◆ Problem to solve
Locate the word "quyết" in the material, then show every line that holds it.
* start *
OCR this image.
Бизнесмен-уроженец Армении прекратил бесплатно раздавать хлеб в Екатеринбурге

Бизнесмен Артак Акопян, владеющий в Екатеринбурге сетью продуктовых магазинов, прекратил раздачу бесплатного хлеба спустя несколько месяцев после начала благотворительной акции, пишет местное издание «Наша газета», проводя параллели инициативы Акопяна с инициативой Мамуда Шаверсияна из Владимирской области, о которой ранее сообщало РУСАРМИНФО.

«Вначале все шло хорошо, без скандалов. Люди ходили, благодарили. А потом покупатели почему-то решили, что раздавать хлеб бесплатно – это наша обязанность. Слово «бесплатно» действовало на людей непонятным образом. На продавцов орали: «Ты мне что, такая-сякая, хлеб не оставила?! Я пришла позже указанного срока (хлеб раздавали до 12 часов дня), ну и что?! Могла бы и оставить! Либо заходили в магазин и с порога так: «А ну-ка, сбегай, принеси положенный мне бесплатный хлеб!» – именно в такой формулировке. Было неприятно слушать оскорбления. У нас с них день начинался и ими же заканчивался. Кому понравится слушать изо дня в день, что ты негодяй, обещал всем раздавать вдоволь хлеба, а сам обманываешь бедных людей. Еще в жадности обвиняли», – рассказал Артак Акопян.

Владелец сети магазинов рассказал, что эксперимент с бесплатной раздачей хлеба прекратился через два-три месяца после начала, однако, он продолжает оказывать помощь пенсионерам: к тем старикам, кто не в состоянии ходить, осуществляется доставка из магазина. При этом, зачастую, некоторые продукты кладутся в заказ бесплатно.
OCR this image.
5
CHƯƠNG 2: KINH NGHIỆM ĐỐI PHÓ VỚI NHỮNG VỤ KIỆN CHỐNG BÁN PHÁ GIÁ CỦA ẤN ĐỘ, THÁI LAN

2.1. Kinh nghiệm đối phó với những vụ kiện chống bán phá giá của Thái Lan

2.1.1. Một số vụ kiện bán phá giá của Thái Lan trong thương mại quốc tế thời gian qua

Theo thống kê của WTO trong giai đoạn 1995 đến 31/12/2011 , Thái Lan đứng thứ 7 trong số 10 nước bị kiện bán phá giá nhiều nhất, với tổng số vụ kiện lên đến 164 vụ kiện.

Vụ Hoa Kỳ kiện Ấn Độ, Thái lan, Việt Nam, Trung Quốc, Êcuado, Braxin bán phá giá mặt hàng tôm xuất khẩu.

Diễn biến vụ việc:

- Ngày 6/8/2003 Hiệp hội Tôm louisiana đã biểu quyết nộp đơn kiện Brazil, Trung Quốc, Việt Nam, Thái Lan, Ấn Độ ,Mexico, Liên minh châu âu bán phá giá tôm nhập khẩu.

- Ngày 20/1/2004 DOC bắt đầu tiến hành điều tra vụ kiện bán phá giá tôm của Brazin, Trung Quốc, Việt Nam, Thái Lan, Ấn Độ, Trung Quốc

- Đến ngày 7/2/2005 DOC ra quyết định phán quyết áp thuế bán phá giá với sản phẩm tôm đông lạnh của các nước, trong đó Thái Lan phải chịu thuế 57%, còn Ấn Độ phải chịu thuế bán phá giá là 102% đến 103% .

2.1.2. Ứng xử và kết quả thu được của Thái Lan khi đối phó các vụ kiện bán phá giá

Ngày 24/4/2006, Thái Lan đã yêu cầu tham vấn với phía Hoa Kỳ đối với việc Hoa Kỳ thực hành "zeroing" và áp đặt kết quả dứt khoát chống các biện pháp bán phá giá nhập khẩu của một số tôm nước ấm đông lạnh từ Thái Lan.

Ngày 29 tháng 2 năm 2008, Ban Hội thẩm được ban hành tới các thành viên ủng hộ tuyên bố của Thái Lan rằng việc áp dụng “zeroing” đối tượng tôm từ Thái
* end *
◆ Expected answer
- Ngày 6/8/2003 Hiệp hội Tôm louisiana đã biểu quyết nộp đơn kiện Brazil, Trung Quốc, Việt Nam, Thái Lan, Ấn Độ ,Mexico, Liên minh châu âu bán phá giá tôm nhập khẩu.
- Đến ngày 7/2/2005 DOC ra quyết định phán quyết áp thuế bán phá giá với sản phẩm tôm đông lạnh của các nước, trong đó Thái Lan phải chịu thuế 57%, còn Ấn Độ phải chịu thuế bán phá giá là 102% đến 103% .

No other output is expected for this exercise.